§ **REQUIRED WORK**: Lines containing the word "hörte" are to be counted; state their number and nothing further.

A block of data
>> begin
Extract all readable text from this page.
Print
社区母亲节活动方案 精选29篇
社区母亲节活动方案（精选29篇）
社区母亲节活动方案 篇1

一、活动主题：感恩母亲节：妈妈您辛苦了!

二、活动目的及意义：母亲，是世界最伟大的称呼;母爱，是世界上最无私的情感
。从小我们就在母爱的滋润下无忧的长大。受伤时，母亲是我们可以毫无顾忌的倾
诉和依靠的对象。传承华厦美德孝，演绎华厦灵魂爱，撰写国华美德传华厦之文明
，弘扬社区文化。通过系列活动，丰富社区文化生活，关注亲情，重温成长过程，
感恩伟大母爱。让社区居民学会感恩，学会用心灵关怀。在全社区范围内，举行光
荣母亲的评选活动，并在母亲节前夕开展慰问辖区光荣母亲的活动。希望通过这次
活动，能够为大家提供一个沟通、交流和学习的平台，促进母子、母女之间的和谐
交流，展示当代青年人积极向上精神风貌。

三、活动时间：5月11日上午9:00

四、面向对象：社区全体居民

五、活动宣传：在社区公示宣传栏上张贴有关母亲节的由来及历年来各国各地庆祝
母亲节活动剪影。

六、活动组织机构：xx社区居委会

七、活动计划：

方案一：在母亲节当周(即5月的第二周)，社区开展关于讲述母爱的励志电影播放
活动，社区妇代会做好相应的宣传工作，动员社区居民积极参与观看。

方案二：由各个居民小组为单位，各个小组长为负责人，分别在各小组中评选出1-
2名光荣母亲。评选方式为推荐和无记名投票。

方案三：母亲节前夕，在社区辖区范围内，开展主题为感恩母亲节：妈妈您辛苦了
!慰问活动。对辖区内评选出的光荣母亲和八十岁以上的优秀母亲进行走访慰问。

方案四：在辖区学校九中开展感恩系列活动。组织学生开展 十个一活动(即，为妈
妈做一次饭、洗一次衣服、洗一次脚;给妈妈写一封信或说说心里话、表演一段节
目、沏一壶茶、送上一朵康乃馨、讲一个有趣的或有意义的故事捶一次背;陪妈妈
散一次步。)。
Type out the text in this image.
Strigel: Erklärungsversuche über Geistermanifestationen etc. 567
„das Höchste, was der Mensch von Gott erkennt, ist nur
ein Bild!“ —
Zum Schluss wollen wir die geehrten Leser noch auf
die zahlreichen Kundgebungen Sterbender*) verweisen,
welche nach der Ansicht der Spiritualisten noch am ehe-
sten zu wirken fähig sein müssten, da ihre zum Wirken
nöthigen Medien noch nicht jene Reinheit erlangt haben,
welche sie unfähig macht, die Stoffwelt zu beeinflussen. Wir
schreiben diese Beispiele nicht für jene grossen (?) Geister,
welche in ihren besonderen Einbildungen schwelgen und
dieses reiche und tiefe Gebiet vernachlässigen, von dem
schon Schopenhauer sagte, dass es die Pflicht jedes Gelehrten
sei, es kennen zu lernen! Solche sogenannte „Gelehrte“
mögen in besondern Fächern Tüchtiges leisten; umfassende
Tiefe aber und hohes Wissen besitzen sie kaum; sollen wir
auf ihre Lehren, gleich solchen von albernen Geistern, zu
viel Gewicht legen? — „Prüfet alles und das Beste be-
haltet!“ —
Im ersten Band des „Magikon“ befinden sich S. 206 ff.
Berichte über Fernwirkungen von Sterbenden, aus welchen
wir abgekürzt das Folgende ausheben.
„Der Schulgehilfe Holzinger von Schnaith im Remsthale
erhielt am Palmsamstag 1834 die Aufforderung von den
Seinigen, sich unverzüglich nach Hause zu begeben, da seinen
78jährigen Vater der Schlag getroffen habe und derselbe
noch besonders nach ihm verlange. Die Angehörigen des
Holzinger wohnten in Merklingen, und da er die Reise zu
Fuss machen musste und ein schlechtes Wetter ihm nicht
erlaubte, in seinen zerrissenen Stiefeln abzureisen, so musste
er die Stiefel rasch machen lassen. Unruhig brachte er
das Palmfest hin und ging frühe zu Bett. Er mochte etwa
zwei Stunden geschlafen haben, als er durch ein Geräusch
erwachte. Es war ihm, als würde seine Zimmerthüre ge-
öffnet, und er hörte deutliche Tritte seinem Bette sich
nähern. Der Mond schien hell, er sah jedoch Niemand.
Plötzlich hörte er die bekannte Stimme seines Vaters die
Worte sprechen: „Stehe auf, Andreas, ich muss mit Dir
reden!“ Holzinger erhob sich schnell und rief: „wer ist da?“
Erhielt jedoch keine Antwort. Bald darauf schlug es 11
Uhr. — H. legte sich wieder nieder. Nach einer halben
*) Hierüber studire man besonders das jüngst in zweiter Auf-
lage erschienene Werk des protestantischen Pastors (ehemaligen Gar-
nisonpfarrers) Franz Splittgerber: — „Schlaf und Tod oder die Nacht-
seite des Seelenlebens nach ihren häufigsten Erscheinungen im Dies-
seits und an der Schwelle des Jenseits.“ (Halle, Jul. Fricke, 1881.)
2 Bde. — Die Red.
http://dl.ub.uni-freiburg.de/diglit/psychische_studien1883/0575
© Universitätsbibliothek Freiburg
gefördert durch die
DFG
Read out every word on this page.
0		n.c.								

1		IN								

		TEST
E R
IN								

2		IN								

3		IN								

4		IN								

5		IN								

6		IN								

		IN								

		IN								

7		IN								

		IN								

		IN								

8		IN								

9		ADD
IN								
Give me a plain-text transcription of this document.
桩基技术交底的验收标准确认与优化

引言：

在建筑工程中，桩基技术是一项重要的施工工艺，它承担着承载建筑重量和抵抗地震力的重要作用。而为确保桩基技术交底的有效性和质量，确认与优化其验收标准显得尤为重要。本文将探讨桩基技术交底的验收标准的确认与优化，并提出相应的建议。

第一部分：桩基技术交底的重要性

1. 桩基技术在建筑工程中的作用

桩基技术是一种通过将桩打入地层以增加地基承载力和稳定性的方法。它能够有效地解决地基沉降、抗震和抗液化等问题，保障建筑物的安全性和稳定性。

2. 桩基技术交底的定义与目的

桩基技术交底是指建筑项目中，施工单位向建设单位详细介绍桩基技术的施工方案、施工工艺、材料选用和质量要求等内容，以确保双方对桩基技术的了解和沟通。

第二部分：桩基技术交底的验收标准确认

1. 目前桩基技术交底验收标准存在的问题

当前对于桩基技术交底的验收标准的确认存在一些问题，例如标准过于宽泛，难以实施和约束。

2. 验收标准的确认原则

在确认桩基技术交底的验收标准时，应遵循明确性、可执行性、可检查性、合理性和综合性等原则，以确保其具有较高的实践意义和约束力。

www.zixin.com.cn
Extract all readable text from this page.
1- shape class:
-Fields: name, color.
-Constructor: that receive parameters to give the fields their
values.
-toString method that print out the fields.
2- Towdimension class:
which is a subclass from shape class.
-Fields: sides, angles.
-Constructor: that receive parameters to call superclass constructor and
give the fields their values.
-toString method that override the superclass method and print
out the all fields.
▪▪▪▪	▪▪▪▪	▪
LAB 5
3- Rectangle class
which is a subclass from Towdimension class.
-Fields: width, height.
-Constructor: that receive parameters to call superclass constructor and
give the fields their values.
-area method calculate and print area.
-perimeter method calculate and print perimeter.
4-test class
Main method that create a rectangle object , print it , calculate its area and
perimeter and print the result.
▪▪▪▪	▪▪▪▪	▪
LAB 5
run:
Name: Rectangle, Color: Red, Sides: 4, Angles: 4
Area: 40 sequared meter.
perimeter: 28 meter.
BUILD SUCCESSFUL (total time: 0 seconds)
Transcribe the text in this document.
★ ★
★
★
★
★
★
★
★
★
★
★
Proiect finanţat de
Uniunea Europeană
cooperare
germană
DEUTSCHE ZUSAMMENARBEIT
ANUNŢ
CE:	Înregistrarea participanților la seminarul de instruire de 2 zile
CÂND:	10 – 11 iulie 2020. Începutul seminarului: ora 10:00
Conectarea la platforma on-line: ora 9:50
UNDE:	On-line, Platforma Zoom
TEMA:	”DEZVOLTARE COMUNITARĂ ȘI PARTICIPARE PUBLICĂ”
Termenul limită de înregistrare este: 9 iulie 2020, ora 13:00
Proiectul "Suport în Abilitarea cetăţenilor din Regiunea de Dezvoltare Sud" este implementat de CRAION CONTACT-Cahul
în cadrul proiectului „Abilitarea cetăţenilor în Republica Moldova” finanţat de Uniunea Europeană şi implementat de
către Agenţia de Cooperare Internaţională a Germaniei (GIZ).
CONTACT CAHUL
>> end
§ **SOLUTION**: 2